• _Collected data entries_:

+ + +

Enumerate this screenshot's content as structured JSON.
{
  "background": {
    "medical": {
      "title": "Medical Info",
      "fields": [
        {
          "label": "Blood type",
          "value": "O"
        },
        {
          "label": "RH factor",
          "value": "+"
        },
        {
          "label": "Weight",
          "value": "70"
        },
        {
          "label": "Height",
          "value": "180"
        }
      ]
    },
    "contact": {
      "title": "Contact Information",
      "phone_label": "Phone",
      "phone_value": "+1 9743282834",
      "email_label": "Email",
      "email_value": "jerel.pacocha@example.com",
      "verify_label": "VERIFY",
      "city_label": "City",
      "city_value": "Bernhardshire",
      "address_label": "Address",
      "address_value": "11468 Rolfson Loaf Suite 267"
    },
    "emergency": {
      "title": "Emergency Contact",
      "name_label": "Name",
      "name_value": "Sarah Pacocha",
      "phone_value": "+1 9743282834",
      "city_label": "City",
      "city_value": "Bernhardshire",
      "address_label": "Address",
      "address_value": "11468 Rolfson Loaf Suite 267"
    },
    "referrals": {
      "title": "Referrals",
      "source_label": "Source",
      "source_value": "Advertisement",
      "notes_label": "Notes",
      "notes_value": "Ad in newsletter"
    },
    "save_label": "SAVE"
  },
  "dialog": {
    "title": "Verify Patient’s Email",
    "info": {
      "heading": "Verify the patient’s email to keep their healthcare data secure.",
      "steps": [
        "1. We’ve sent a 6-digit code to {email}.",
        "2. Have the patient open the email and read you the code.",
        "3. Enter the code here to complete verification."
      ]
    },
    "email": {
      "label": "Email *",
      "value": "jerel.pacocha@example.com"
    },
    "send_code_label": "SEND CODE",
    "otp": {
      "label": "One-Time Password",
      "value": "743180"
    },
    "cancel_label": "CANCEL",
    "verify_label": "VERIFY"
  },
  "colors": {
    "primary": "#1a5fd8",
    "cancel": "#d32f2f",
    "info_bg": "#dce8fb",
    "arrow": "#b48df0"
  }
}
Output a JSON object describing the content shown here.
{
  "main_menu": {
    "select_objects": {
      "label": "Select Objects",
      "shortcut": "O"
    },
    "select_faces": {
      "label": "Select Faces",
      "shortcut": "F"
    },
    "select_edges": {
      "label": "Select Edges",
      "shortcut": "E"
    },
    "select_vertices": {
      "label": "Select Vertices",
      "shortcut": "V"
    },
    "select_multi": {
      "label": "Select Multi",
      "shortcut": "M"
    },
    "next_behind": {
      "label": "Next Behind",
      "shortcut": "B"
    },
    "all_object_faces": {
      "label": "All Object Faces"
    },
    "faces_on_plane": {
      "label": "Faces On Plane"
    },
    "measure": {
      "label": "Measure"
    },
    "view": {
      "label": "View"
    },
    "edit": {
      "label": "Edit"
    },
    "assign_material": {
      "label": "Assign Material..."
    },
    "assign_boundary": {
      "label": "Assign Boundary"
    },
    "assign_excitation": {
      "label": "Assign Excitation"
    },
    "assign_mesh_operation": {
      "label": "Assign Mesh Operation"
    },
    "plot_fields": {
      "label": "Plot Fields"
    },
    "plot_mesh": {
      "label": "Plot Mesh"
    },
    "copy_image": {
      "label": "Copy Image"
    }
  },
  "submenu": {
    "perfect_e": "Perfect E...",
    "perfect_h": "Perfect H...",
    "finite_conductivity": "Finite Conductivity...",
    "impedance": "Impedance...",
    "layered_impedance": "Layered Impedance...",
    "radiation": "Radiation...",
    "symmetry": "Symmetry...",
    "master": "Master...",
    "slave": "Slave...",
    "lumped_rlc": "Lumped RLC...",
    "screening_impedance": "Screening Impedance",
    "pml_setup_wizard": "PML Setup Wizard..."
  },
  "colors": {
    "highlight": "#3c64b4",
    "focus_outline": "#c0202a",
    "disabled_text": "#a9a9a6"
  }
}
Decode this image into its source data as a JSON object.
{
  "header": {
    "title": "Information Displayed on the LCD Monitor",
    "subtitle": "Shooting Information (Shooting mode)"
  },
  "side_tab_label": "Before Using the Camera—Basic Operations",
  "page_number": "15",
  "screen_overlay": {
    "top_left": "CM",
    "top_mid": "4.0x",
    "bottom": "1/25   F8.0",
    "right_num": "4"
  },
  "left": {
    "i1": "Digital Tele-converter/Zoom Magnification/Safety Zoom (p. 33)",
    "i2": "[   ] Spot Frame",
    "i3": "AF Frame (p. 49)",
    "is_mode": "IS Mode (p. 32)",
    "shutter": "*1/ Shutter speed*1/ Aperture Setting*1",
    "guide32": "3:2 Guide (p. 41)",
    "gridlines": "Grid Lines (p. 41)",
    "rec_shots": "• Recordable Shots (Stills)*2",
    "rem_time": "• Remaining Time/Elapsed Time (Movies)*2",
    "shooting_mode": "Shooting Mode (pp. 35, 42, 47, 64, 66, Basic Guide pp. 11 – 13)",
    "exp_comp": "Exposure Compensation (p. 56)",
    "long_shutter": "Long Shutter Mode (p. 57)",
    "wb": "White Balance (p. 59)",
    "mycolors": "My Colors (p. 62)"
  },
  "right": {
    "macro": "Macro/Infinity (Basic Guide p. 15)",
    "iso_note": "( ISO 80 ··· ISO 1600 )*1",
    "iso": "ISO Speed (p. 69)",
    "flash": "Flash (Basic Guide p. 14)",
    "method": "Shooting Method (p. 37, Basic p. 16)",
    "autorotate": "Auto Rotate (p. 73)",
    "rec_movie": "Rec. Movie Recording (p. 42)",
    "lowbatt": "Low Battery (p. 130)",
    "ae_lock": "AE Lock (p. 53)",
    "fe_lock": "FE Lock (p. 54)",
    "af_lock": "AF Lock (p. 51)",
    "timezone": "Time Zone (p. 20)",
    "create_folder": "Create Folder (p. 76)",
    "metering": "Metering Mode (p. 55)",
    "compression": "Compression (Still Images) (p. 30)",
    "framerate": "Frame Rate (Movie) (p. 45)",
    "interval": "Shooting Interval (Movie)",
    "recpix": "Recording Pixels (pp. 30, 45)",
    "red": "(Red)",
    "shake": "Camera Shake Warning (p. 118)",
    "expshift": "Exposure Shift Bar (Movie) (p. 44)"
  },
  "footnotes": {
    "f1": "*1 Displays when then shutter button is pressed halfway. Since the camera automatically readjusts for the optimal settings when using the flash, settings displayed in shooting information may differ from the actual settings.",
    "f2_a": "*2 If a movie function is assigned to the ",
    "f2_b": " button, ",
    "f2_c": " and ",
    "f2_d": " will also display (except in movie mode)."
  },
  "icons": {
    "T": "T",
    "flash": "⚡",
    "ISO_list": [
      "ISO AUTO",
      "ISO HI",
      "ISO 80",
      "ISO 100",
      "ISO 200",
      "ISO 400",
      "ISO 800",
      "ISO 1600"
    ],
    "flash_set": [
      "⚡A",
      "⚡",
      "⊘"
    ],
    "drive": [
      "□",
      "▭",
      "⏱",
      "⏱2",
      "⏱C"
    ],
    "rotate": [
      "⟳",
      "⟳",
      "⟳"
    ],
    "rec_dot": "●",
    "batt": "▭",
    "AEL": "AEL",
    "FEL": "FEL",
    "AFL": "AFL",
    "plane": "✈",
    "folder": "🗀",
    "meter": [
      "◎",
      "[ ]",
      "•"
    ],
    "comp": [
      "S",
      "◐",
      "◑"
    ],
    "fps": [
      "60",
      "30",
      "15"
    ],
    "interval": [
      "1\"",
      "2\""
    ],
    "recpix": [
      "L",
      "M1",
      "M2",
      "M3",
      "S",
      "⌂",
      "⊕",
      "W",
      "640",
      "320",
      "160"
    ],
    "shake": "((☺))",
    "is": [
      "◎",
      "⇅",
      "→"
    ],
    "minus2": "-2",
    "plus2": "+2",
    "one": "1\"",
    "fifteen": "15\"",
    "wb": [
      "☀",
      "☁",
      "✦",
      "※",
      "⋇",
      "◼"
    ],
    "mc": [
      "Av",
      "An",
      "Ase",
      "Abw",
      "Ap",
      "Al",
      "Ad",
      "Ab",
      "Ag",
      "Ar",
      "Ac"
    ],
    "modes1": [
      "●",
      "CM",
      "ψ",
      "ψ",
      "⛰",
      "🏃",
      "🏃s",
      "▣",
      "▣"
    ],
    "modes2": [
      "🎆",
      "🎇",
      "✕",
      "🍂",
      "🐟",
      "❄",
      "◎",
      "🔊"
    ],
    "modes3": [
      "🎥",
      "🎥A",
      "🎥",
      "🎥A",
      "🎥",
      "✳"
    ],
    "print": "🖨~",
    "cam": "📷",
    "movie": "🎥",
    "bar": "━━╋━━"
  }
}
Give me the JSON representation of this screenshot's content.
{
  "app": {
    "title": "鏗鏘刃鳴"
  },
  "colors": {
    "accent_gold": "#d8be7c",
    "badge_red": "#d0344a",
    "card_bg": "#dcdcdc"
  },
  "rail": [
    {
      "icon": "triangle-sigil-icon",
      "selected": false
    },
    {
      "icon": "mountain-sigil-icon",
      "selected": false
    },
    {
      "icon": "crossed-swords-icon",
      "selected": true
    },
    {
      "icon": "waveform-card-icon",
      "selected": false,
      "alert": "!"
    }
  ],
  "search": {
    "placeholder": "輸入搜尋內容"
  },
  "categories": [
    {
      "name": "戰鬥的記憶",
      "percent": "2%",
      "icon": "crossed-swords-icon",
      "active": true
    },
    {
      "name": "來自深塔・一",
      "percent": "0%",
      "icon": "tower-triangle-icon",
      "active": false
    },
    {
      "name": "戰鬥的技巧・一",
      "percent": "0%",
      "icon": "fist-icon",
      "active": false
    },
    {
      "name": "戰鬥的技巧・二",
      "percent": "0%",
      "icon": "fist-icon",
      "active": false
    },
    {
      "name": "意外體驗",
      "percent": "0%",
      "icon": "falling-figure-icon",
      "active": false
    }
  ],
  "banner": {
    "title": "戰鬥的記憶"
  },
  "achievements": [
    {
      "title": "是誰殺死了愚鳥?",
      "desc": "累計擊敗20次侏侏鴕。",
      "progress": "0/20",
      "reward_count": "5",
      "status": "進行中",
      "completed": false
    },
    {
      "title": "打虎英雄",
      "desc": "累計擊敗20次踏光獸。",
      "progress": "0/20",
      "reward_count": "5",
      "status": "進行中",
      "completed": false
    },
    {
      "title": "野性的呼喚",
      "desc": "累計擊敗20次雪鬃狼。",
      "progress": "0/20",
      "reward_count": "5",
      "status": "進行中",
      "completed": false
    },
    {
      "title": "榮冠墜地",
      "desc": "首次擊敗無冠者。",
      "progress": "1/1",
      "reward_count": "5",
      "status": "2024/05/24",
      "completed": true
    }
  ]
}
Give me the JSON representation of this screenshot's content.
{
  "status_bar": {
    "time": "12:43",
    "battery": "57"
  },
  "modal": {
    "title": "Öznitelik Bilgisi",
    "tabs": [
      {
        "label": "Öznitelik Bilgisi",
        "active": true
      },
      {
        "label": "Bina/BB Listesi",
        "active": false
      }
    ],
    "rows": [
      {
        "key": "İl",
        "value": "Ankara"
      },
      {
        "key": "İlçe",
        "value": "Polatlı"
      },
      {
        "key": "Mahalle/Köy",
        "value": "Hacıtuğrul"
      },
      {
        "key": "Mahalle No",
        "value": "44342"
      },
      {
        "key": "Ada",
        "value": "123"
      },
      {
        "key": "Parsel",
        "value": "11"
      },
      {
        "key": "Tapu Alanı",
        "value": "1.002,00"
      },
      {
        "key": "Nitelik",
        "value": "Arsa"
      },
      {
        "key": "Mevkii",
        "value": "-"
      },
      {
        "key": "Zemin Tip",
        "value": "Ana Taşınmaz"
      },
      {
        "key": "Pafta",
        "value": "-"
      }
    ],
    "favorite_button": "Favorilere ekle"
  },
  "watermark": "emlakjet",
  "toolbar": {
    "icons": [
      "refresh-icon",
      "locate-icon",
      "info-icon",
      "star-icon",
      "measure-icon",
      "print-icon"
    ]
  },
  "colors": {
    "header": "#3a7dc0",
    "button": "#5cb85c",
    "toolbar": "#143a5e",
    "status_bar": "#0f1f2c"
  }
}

+ + +

• _Work instructions_:
Write out every line of the entries that holds the word "this".

• _Written reply_:
Enumerate this screenshot's content as structured JSON.
Decode this image into its source data as a JSON object.
Give me the JSON representation of this screenshot's content.
Give me the JSON representation of this screenshot's content.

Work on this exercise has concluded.